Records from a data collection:
▼
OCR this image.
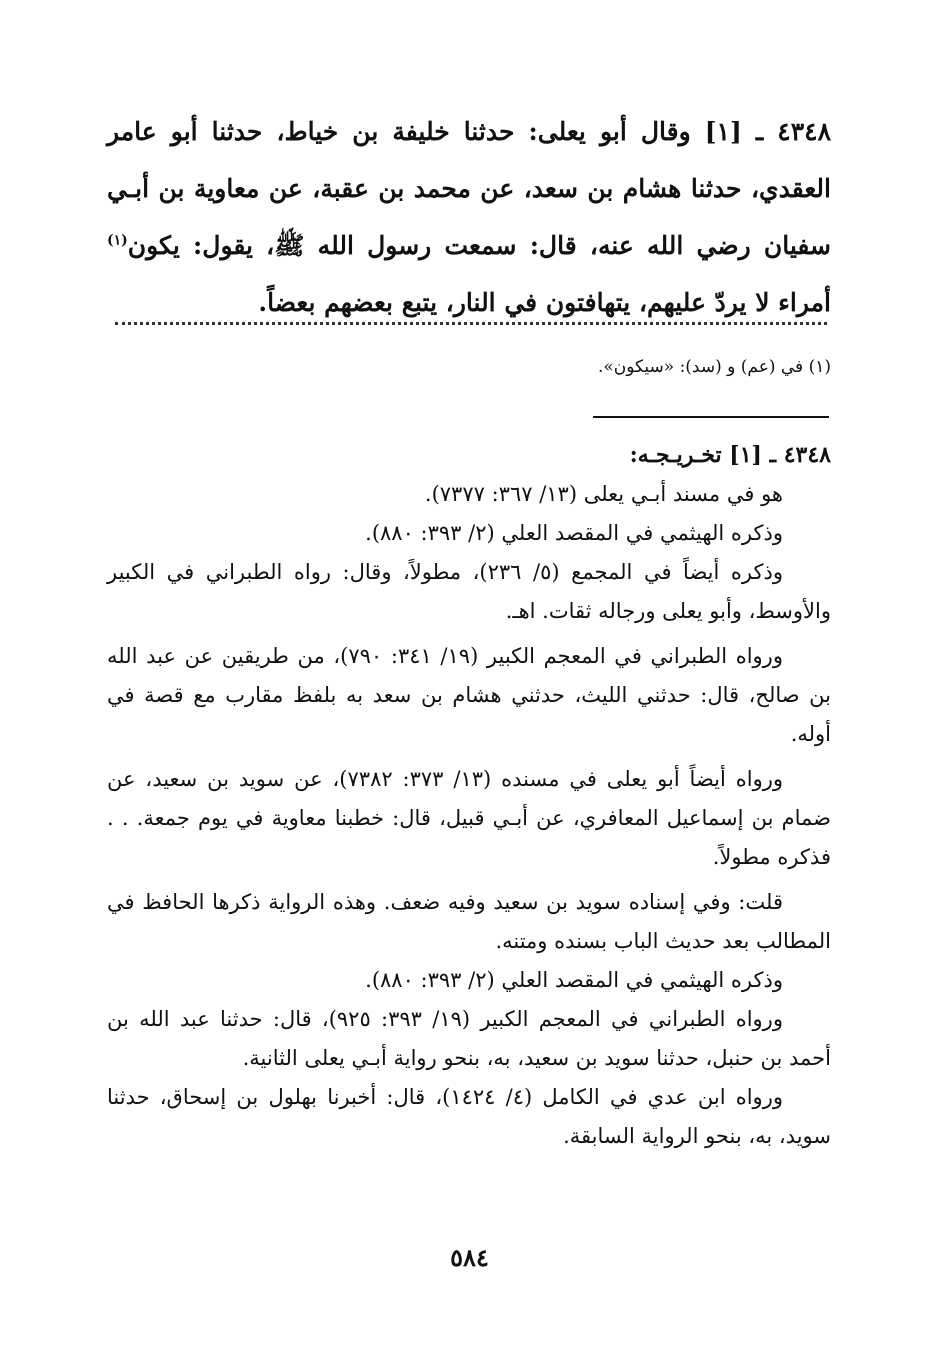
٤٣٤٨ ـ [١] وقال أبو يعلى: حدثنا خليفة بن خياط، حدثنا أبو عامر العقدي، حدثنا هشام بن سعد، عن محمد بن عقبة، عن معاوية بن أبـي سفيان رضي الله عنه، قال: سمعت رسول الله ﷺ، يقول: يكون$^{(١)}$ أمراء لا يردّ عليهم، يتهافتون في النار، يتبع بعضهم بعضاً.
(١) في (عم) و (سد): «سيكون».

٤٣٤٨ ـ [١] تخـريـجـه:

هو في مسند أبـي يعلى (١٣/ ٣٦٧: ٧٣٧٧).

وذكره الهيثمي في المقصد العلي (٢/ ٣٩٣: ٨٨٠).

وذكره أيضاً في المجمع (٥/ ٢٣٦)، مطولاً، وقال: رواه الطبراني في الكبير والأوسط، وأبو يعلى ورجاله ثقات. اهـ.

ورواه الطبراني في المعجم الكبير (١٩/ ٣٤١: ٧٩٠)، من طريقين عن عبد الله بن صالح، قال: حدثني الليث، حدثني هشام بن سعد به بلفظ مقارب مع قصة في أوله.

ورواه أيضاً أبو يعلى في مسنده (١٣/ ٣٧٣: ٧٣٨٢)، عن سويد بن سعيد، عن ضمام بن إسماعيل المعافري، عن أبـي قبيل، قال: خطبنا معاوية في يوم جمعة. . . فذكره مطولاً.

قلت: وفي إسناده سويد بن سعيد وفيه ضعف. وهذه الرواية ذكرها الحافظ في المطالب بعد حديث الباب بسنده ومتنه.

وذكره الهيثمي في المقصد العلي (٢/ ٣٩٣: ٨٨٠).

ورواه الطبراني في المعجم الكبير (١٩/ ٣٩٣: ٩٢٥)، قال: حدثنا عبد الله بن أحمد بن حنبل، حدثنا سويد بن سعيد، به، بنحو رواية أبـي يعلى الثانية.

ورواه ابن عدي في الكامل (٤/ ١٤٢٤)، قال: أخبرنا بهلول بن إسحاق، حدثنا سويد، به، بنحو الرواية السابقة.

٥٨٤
▲
▼
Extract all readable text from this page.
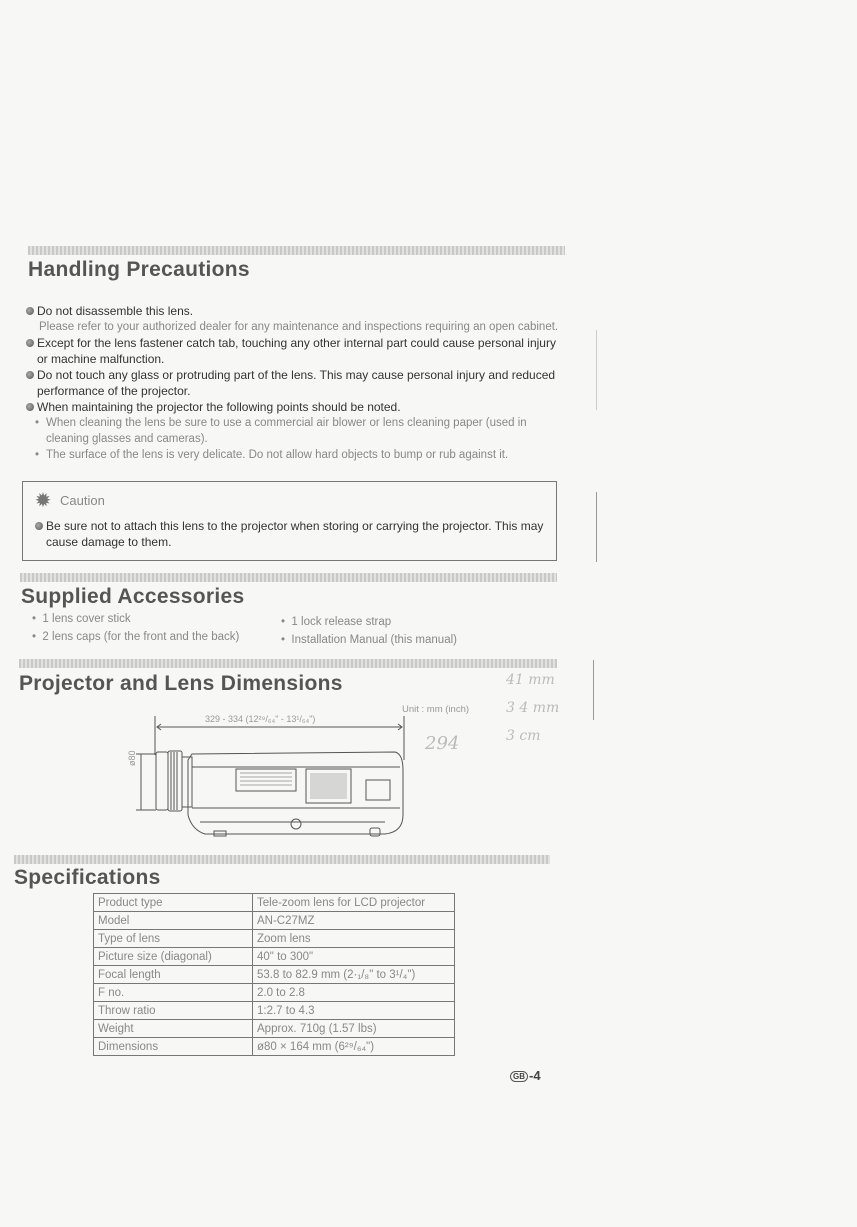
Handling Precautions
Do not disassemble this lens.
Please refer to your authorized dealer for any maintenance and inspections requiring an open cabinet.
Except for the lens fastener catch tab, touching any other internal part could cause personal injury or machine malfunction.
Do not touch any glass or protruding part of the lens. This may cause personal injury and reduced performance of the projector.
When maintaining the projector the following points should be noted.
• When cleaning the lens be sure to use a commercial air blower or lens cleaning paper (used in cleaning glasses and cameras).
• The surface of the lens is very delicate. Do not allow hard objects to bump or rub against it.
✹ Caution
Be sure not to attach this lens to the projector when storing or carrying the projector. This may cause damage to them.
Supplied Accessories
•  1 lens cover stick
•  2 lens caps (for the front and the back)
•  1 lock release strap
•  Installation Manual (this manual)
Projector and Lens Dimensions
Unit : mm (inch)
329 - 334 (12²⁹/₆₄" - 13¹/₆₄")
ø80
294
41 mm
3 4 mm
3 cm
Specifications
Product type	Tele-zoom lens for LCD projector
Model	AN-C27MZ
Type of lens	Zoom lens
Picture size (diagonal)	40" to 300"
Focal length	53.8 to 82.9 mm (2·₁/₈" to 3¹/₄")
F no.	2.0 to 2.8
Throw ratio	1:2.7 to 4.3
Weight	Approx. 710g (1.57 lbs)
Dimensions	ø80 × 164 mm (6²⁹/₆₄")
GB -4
▲
_WRITTEN TASK_
Looking at the records above, report how many lines contain the word "وقال". Answer with the number only.

_SOLUTION TO THIS PROBLEM_
2